[Stored records]
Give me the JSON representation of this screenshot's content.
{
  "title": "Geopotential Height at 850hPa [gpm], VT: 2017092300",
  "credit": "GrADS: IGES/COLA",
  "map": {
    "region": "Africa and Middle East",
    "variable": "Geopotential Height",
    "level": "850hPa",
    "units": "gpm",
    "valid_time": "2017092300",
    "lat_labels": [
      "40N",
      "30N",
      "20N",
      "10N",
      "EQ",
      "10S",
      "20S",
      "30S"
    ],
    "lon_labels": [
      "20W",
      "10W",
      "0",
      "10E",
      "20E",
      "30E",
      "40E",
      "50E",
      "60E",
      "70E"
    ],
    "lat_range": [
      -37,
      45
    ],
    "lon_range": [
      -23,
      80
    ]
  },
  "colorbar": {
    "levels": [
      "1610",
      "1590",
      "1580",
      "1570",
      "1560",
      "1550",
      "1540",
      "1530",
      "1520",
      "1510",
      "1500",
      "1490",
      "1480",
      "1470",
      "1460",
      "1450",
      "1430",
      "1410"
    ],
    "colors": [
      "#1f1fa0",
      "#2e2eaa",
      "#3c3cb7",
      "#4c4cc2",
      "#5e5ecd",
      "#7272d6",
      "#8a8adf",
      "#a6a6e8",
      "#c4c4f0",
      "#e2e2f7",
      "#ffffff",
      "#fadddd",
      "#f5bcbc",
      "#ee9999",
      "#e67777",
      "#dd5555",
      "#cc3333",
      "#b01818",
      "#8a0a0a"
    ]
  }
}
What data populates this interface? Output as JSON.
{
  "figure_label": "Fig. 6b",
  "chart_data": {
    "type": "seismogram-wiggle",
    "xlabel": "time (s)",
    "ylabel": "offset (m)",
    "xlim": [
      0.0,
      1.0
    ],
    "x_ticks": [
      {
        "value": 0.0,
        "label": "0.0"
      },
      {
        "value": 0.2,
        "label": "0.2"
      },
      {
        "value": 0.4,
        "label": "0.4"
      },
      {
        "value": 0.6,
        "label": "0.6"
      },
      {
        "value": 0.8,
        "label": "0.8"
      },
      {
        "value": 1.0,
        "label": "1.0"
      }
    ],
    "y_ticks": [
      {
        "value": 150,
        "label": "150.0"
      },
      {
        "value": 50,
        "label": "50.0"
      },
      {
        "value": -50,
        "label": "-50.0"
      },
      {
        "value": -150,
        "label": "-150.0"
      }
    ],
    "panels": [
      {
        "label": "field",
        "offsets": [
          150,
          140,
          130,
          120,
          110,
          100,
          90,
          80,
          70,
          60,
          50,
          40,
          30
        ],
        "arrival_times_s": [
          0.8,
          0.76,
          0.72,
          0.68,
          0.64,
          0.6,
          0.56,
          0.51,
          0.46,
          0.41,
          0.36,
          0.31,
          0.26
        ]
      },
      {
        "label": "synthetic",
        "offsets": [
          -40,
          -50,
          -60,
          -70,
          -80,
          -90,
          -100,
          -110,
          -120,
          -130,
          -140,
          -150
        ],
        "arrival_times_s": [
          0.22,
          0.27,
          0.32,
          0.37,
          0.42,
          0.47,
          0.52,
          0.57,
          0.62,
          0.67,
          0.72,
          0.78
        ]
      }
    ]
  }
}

Work to complete: Return all of the entries word for word.

Result of the task:
Give me the JSON representation of this screenshot's content.
{
  "title": "Geopotential Height at 850hPa [gpm], VT: 2017092300",
  "credit": "GrADS: IGES/COLA",
  "map": {
    "region": "Africa and Middle East",
    "variable": "Geopotential Height",
    "level": "850hPa",
    "units": "gpm",
    "valid_time": "2017092300",
    "lat_labels": [
      "40N",
      "30N",
      "20N",
      "10N",
      "EQ",
      "10S",
      "20S",
      "30S"
    ],
    "lon_labels": [
      "20W",
      "10W",
      "0",
      "10E",
      "20E",
      "30E",
      "40E",
      "50E",
      "60E",
      "70E"
    ],
    "lat_range": [
      -37,
      45
    ],
    "lon_range": [
      -23,
      80
    ]
  },
  "colorbar": {
    "levels": [
      "1610",
      "1590",
      "1580",
      "1570",
      "1560",
      "1550",
      "1540",
      "1530",
      "1520",
      "1510",
      "1500",
      "1490",
      "1480",
      "1470",
      "1460",
      "1450",
      "1430",
      "1410"
    ],
    "colors": [
      "#1f1fa0",
      "#2e2eaa",
      "#3c3cb7",
      "#4c4cc2",
      "#5e5ecd",
      "#7272d6",
      "#8a8adf",
      "#a6a6e8",
      "#c4c4f0",
      "#e2e2f7",
      "#ffffff",
      "#fadddd",
      "#f5bcbc",
      "#ee9999",
      "#e67777",
      "#dd5555",
      "#cc3333",
      "#b01818",
      "#8a0a0a"
    ]
  }
}
What data populates this interface? Output as JSON.
{
  "figure_label": "Fig. 6b",
  "chart_data": {
    "type": "seismogram-wiggle",
    "xlabel": "time (s)",
    "ylabel": "offset (m)",
    "xlim": [
      0.0,
      1.0
    ],
    "x_ticks": [
      {
        "value": 0.0,
        "label": "0.0"
      },
      {
        "value": 0.2,
        "label": "0.2"
      },
      {
        "value": 0.4,
        "label": "0.4"
      },
      {
        "value": 0.6,
        "label": "0.6"
      },
      {
        "value": 0.8,
        "label": "0.8"
      },
      {
        "value": 1.0,
        "label": "1.0"
      }
    ],
    "y_ticks": [
      {
        "value": 150,
        "label": "150.0"
      },
      {
        "value": 50,
        "label": "50.0"
      },
      {
        "value": -50,
        "label": "-50.0"
      },
      {
        "value": -150,
        "label": "-150.0"
      }
    ],
    "panels": [
      {
        "label": "field",
        "offsets": [
          150,
          140,
          130,
          120,
          110,
          100,
          90,
          80,
          70,
          60,
          50,
          40,
          30
        ],
        "arrival_times_s": [
          0.8,
          0.76,
          0.72,
          0.68,
          0.64,
          0.6,
          0.56,
          0.51,
          0.46,
          0.41,
          0.36,
          0.31,
          0.26
        ]
      },
      {
        "label": "synthetic",
        "offsets": [
          -40,
          -50,
          -60,
          -70,
          -80,
          -90,
          -100,
          -110,
          -120,
          -130,
          -140,
          -150
        ],
        "arrival_times_s": [
          0.22,
          0.27,
          0.32,
          0.37,
          0.42,
          0.47,
          0.52,
          0.57,
          0.62,
          0.67,
          0.72,
          0.78
        ]
      }
    ]
  }
}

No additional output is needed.